Passage given:
From   "Jann Ben" <ben.jann@soz.gess.ethz.ch>
To   <statalist@hsphsun2.harvard.edu>
Subject   RE: st: [Mata] passing a function to mata (new question)
Date   Fri, 26 Aug 2005 23:22:48 +0200

Many thanks for the clarifications, Bill. Using pointers is exactly what
I did in my program. I will be looking forward to the revised
findexternal() function. 

I will shut up now and stop asking complicated Mata questions. Why is it
that I always stumble over the 0.01% of problems.

ben


> -----Original Message-----
> From: owner-statalist@hsphsun2.harvard.edu 
> [mailto:owner-statalist@hsphsun2.harvard.edu] On Behalf Of 
> William Gould, Stata
> Sent: Friday, August 26, 2005 3:48 PM
> To: statalist@hsphsun2.harvard.edu
> Subject: Re: st: [Mata] passing a function to mata (new question)
> 
> 
> Do you want to read this?
> -------------------------
> 
> Mata is new and many of you have not tried it yet.  
> 
> I fear that if you read this question and answer, you will 
> never use Mata.
> You will come to the conclusion that Mata is suitable only 
> for advanced 
> programming problems and that using Mata requires knowledge 
> that you do 
> not have, nor much care to gain.
> 
> That would be unfortunate, because Mata really is easy to use 
> and is worth
> learning.  99.99% of all problems that will ever be 
> approached using Mata will
> not involve the topics discussed below.  Do not hold it 
> against Mata that it
> can deal with the 0.01% of problems, too.
> 
> All that said, what follows really is not difficult, it is 
> merely unlikely 
> that the majority of Statalisters would ever face the problem.
> 
> 
> Question and response
> ---------------------
> 
> The subject is passing funtions to functions in Mata, and Ben Jann
> <ben.jann@soz.gess.ethz.ch> imagines a situation where the 
> function he wants
> to pass is given by a string variable:
> 
>         function me1(string scalar he)
>         {
>                       ...
>                 if (he=="he1")      y = me2(x, &he1())
>                 else if (he=="he2") y = me2(x, &he2())
>                 else if (he=="he3") y = me2(x, &he3())
>                 ...
>                 return(...)        
>         }
> 
> Benn wonders if it is possible to code the above in such a 
> way that the value
> of string scalar he is used directly.  As Benn says,
> 
> > If Mata had macro expansion, I would type
> >
> >       function me1(string scalar he)
> >       {
> >              ...
> >               y = me2(x, &`he'())
> >               ...
> >               return(...)        
> >       }
> 
> 
> Comment 1, "If Mata had macro expansion..."
> -------------------------------------------
> 
> My recommendation is to stop thinking like that, although I know that 
> after years of ado programming, that is difficult.
> 
> What makes Mata faster than ado?  It is the fact that Mata 
> programs are
> compiled, whereas ado programs are interpreted.  When you 
> think in terms 
> of macro expansion, you are thinking interpretive.

Stated exercise:
Write what comes next in the email about passing functions in Mata, starting right after its last sentence. The items have no part in this.

Data extract:
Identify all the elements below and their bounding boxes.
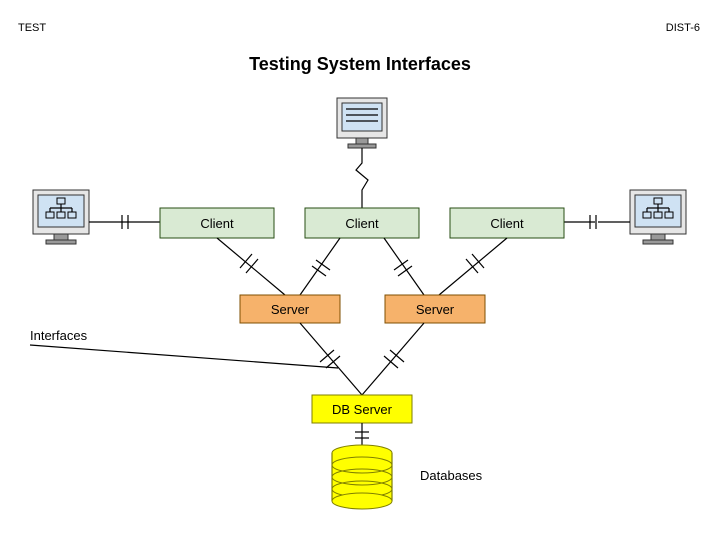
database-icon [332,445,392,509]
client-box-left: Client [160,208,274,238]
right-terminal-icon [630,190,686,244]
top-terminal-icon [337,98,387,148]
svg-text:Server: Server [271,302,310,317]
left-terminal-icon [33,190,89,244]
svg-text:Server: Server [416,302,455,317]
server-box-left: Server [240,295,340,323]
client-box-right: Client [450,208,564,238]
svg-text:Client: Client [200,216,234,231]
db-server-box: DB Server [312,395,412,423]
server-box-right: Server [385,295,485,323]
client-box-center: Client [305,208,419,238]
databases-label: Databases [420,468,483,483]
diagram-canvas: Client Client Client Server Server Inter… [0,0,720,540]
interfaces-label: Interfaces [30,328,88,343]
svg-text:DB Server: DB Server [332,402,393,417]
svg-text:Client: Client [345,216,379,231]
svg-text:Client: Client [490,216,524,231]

==

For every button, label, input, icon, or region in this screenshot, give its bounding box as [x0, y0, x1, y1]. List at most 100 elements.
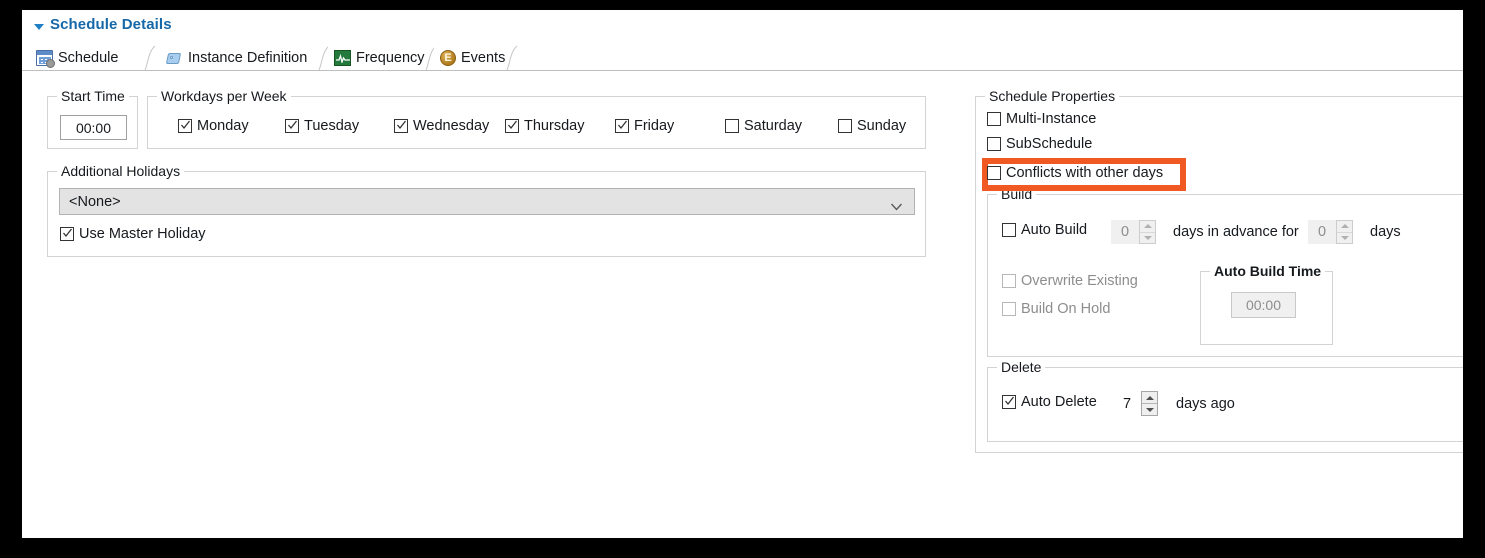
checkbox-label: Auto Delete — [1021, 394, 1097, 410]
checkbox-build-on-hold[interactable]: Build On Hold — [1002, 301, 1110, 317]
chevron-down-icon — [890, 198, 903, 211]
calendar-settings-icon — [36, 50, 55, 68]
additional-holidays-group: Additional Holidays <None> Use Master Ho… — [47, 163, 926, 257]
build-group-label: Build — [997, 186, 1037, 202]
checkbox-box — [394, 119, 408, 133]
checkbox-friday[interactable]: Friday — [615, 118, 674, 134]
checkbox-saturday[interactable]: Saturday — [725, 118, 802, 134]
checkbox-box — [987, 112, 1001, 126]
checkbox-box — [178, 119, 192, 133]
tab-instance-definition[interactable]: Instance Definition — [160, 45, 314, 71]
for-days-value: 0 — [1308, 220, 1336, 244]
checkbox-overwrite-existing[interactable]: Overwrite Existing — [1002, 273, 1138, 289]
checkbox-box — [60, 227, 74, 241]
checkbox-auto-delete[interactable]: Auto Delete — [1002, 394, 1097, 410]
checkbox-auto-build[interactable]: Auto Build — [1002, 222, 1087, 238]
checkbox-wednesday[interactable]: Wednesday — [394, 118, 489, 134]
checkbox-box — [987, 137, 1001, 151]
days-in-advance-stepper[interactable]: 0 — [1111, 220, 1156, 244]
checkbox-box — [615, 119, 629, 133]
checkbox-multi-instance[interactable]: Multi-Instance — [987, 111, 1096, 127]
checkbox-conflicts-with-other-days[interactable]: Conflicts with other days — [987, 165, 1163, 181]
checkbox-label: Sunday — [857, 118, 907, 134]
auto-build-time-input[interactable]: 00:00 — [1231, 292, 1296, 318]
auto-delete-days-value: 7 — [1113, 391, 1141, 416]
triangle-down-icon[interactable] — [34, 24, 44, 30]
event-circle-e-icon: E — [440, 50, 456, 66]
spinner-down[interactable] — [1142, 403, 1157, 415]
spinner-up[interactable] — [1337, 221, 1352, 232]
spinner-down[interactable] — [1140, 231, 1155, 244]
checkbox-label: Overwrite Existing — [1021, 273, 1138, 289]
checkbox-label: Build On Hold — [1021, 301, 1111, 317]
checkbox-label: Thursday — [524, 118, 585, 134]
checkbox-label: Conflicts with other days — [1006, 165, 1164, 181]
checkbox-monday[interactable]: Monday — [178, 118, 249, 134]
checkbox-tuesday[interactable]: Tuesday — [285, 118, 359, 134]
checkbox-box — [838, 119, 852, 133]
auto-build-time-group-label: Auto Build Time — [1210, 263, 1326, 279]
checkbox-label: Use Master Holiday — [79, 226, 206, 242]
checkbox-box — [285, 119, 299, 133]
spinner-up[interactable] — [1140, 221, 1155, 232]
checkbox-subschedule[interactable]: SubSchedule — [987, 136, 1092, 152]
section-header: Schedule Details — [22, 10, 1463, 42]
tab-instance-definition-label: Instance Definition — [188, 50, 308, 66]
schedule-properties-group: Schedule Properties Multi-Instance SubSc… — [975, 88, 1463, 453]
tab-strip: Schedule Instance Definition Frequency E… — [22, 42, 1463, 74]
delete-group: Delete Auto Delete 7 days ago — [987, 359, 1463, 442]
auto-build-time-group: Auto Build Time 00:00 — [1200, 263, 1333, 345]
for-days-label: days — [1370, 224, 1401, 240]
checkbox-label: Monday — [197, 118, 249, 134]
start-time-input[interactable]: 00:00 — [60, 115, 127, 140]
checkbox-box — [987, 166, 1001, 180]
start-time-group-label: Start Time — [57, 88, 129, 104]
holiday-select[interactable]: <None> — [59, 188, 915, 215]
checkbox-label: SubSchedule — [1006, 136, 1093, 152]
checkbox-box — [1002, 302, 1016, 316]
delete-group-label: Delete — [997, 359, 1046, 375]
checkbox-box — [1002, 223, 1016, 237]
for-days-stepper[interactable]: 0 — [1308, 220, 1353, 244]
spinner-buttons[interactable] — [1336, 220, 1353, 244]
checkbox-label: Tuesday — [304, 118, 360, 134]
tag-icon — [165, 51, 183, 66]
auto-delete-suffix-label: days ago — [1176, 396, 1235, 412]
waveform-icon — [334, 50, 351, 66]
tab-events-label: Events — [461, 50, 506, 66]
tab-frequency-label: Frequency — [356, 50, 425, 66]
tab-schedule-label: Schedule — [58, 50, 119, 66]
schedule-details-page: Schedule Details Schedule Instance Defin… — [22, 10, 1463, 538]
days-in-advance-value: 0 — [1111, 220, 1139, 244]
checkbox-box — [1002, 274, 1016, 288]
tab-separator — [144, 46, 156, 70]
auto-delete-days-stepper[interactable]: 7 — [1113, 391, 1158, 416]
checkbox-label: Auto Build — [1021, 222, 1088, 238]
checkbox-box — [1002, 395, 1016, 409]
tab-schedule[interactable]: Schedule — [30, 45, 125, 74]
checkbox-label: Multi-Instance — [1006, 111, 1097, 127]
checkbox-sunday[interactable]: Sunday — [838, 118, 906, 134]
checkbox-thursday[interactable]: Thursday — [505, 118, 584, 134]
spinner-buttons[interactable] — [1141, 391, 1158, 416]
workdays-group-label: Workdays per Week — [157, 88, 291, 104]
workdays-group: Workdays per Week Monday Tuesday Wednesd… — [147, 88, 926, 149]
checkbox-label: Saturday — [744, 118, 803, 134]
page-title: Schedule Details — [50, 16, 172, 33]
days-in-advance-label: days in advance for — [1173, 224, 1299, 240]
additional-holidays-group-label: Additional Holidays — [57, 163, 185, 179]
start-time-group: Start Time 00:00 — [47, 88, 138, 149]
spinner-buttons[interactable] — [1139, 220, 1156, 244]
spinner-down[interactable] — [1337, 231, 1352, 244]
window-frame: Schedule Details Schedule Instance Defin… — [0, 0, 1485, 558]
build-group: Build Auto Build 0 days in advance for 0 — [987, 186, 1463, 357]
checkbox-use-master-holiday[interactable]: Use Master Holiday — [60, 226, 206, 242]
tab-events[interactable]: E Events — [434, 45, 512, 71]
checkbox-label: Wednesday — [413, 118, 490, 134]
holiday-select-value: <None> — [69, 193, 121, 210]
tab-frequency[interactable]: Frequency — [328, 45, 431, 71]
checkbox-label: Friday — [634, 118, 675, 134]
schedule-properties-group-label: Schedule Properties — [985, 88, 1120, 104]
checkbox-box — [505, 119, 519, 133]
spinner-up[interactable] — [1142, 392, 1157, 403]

Expected answer:
> 
> Mata in fact does have macro expansion but you have to 
> distinguish between
> expansion at compile time and expansion at run time.  The 
> little bit of code
> Benn produced would expand `he' at compile-time, and that is 
> *NOT* what Benn
> wants.
> 
> Expansion at run-time requires writing lots of code.  Don't go there.
> 
> 
> Comment 2:  Can the string scalar be used directly?
> ---------------------------------------------------
> 
> No, not right now.  I have more to say on this, but let's go 
> with the "No"
> answer right now.
> 
> The most efficient thing to do is just what Benn said, 
> 
>         function me1(string scalar he)
>         {
>                       ...
>                 if (he=="he1")      y = me2(x, &he1())
>                 else if (he=="he2") y = me2(x, &he2())
>                 else if (he=="he3") y = me2(x, &he3())
>                 ...
>                 return(...)        
>         }
> 
> Now imagine you had 15 places in your code where you wanted 
> to execute 
> function `he'() (excuse the macro notation).  You could do this:
> 
> 
>         function me1(string scalar he)
>         {
>                 ...
>                 if (he=="he1")      p = &he1()
>                 else if (he=="he2") p = &he2()
>                 else if (he=="he3") p = &he3()
>                       ...
>                       ...
>                 y = me2(x, p)                (1st call)
>                 ...
>                 y = me2(x, p)                (2nd call)
>                 ...
>                 ...
>                 y = me2(x, p)                (15th call)
> }
> 
> In the above, p is a pointer.  If you felt like delcaring it, you
> could delcare it
> 
>                 pointer(function) p 
> 
> The point of the above is that something like &he1() is just 
> an address,
> and pointers hold addresses, and so you can use pointer variables to 
> hold addresses of functions just as you can use them to hold addresses
> of matrices, vectors, and scalars.
> 
> 
> Comment 3:  Can the string scalar be used directly?
> ---------------------------------------------------
> 
> "No," I just said.
> 
> Have you seen the function [M-5] findexternal()?  Quoting from the
> documentation,
> 
> 
>     findexternal(name) returns a pointer to the external global 
>     matrix, vector, or scalr whose name is specified by name; 
>     it returns NULL if the external global is not found.
> 
> 
> Thus, findexternal("x") returns the address of global x, if it exists.
> 
> findexternal("he1()") ought to return the address of function he1().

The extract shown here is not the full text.